Material for this exercise ::
================
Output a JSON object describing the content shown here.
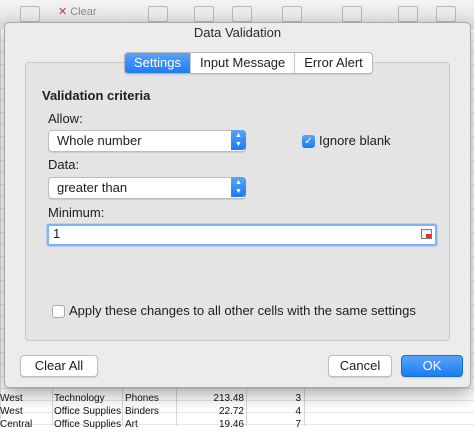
{
  "toolbar": {
    "clear_label": "Clear"
  },
  "sheet_rows": [
    {
      "region": "West",
      "category": "Technology",
      "sub_category": "Phones",
      "sales": "213.48",
      "quantity": "3"
    },
    {
      "region": "West",
      "category": "Office Supplies",
      "sub_category": "Binders",
      "sales": "22.72",
      "quantity": "4"
    },
    {
      "region": "Central",
      "category": "Office Supplies",
      "sub_category": "Art",
      "sales": "19.46",
      "quantity": "7"
    }
  ],
  "dialog": {
    "title": "Data Validation",
    "tabs": [
      {
        "label": "Settings",
        "active": true
      },
      {
        "label": "Input Message",
        "active": false
      },
      {
        "label": "Error Alert",
        "active": false
      }
    ],
    "section_title": "Validation criteria",
    "allow_label": "Allow:",
    "allow_value": "Whole number",
    "ignore_blank_label": "Ignore blank",
    "ignore_blank_checked": true,
    "data_label": "Data:",
    "data_value": "greater than",
    "minimum_label": "Minimum:",
    "minimum_value": "1",
    "apply_label": "Apply these changes to all other cells with the same settings",
    "apply_checked": false,
    "clear_all_label": "Clear All",
    "cancel_label": "Cancel",
    "ok_label": "OK"
  },
  "colors": {
    "accent": "#1b7cf1",
    "dialog_bg": "#ececec",
    "panel_bg": "#e4e4e4"
  }
}
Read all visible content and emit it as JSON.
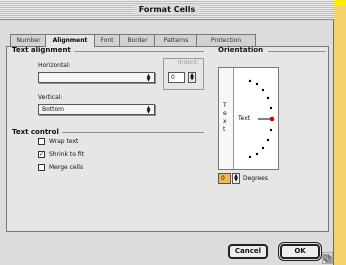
{
  "window": {
    "title": "Format Cells"
  },
  "tabs": [
    {
      "label": "Number",
      "active": false
    },
    {
      "label": "Alignment",
      "active": true
    },
    {
      "label": "Font",
      "active": false
    },
    {
      "label": "Border",
      "active": false
    },
    {
      "label": "Patterns",
      "active": false
    },
    {
      "label": "Protection",
      "active": false
    }
  ],
  "text_alignment": {
    "title": "Text alignment",
    "horizontal_label": "Horizontal:",
    "horizontal_value": "",
    "indent_label": "Indent:",
    "indent_value": "0",
    "vertical_label": "Vertical:",
    "vertical_value": "Bottom"
  },
  "text_control": {
    "title": "Text control",
    "options": [
      {
        "label": "Wrap text",
        "checked": false
      },
      {
        "label": "Shrink to fit",
        "checked": true
      },
      {
        "label": "Merge cells",
        "checked": false
      }
    ]
  },
  "orientation": {
    "title": "Orientation",
    "vertical_letters": [
      "T",
      "e",
      "x",
      "t"
    ],
    "sample_label": "Text",
    "degrees_value": "0",
    "degrees_label": "Degrees",
    "angle_degrees": 0
  },
  "buttons": {
    "cancel": "Cancel",
    "ok": "OK"
  },
  "colors": {
    "background": "#f6d36a",
    "window": "#dcdcdc",
    "panel": "#e6e6e6",
    "indicator": "#cc0000",
    "degree_field": "#f5b84a"
  }
}
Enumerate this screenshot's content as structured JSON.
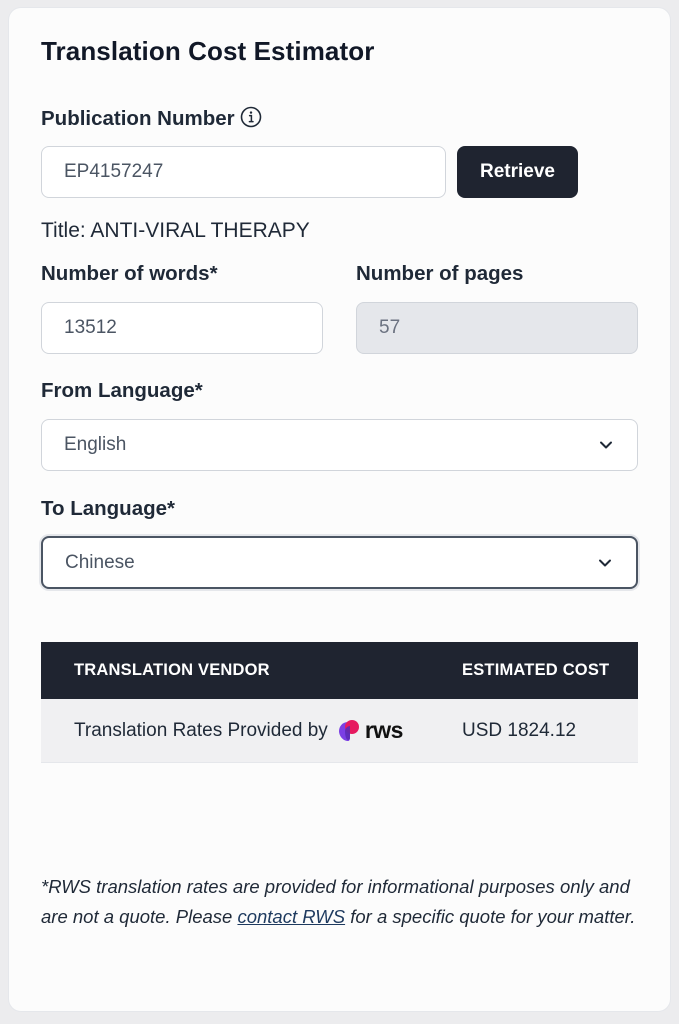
{
  "estimator": {
    "title": "Translation Cost Estimator"
  },
  "publication": {
    "label": "Publication Number",
    "value": "EP4157247",
    "retrieve_label": "Retrieve",
    "title_line": "Title: ANTI-VIRAL THERAPY"
  },
  "words": {
    "label": "Number of words*",
    "value": "13512"
  },
  "pages": {
    "label": "Number of pages",
    "value": "57"
  },
  "from_language": {
    "label": "From Language*",
    "selected": "English"
  },
  "to_language": {
    "label": "To Language*",
    "selected": "Chinese"
  },
  "table": {
    "headers": [
      "TRANSLATION VENDOR",
      "ESTIMATED COST"
    ],
    "rows": [
      {
        "vendor": "Translation Rates Provided by",
        "vendor_logo": "rws",
        "cost": "USD 1824.12"
      }
    ]
  },
  "footnote": {
    "before": "*RWS translation rates are provided for informational purposes only and are not a quote. Please ",
    "link": "contact RWS",
    "after": " for a specific quote for your matter."
  },
  "colors": {
    "header_bg": "#1f2430",
    "button_bg": "#1f2430",
    "row_bg": "#f0f0f2",
    "logo_pink": "#e6195f",
    "logo_purple": "#7b3fe4"
  },
  "icons": {
    "info": "info-icon",
    "select_arrow": "chevron-down-icon",
    "vendor_logo": "rws-logo"
  }
}
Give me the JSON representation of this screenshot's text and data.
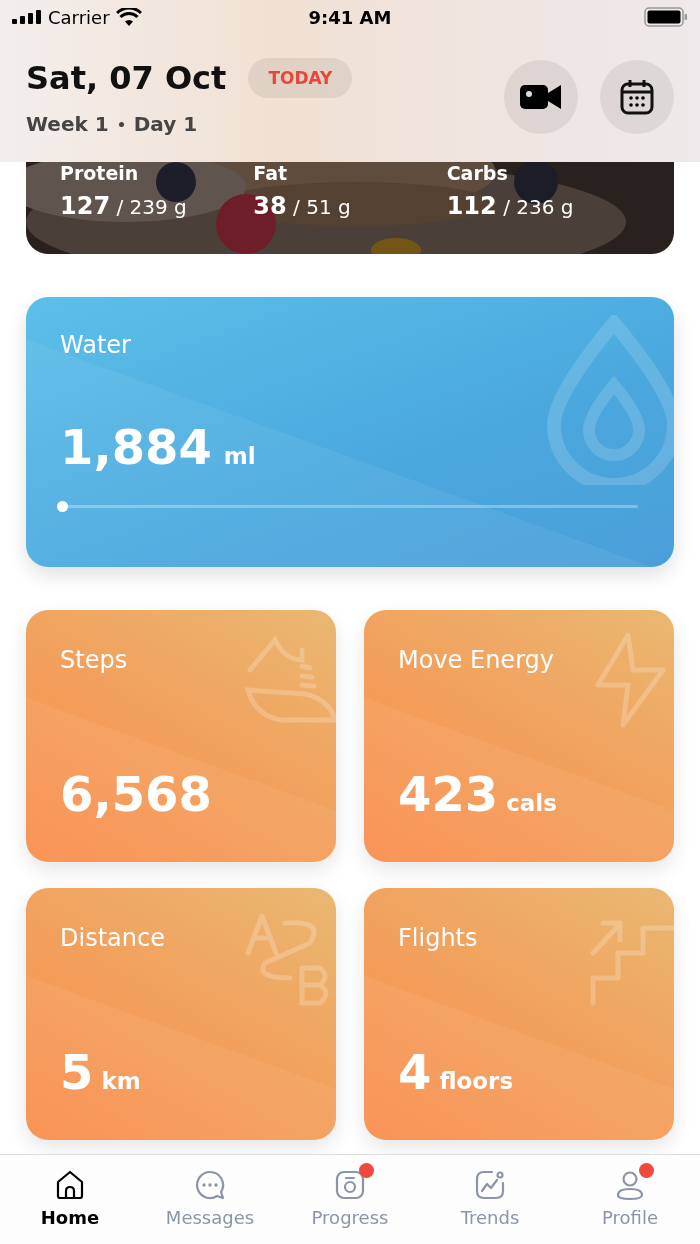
{
  "status_bar": {
    "carrier": "Carrier",
    "time": "9:41 AM"
  },
  "header": {
    "date": "Sat, 07 Oct",
    "badge": "TODAY",
    "week": "Week 1",
    "day": "Day 1"
  },
  "macros": [
    {
      "label": "Protein",
      "value": "127",
      "target": "/ 239 g"
    },
    {
      "label": "Fat",
      "value": "38",
      "target": "/ 51 g"
    },
    {
      "label": "Carbs",
      "value": "112",
      "target": "/ 236 g"
    }
  ],
  "water": {
    "title": "Water",
    "value": "1,884",
    "unit": "ml",
    "level": 0
  },
  "activity": [
    {
      "kind": "steps",
      "title": "Steps",
      "value": "6,568"
    },
    {
      "kind": "energy",
      "title": "Move Energy",
      "value": "423",
      "unit": "cals"
    },
    {
      "kind": "distance",
      "title": "Distance",
      "value": "5",
      "unit": "km"
    },
    {
      "kind": "flights",
      "title": "Flights",
      "value": "4",
      "unit": "floors"
    }
  ],
  "tabs": [
    {
      "kind": "home",
      "label": "Home",
      "selected": true,
      "badge": false
    },
    {
      "kind": "messages",
      "label": "Messages",
      "selected": false,
      "badge": false
    },
    {
      "kind": "progress",
      "label": "Progress",
      "selected": false,
      "badge": true
    },
    {
      "kind": "trends",
      "label": "Trends",
      "selected": false,
      "badge": false
    },
    {
      "kind": "profile",
      "label": "Profile",
      "selected": false,
      "badge": true
    }
  ]
}
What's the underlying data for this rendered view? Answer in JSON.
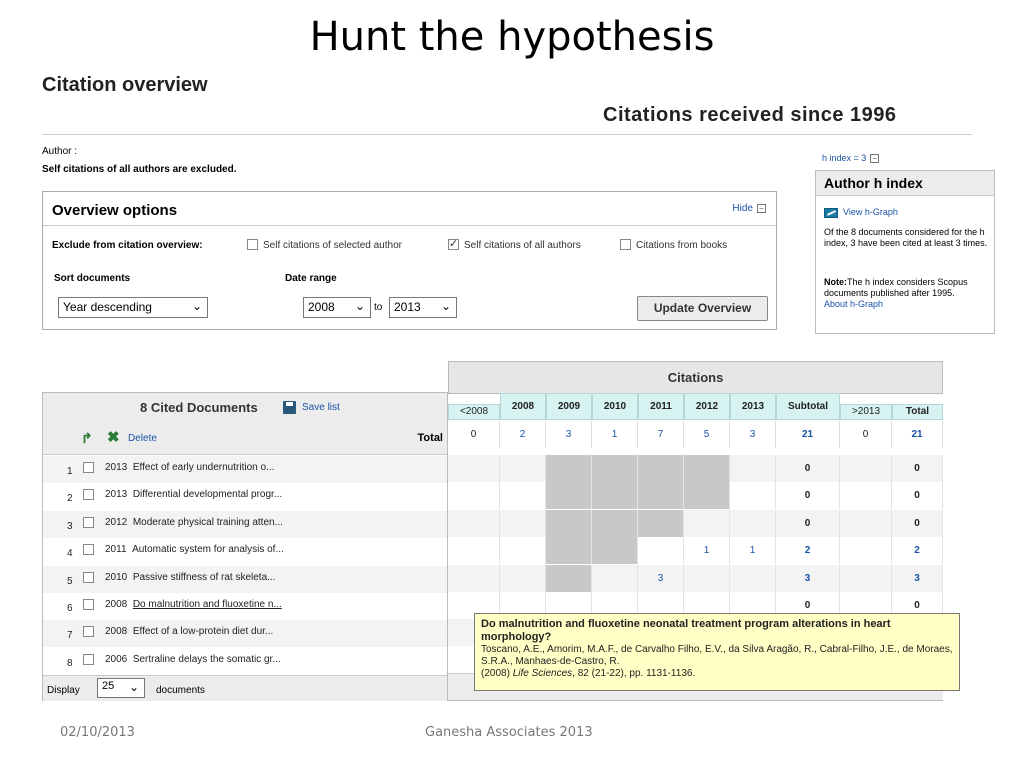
================
Your instructions :: Looking through the data above, copy out each line in which the string "unit" occurs.

Exercise result ::
    "unit": "ml",
      "unit": "cals"
      "unit": "km"
      "unit": "floors"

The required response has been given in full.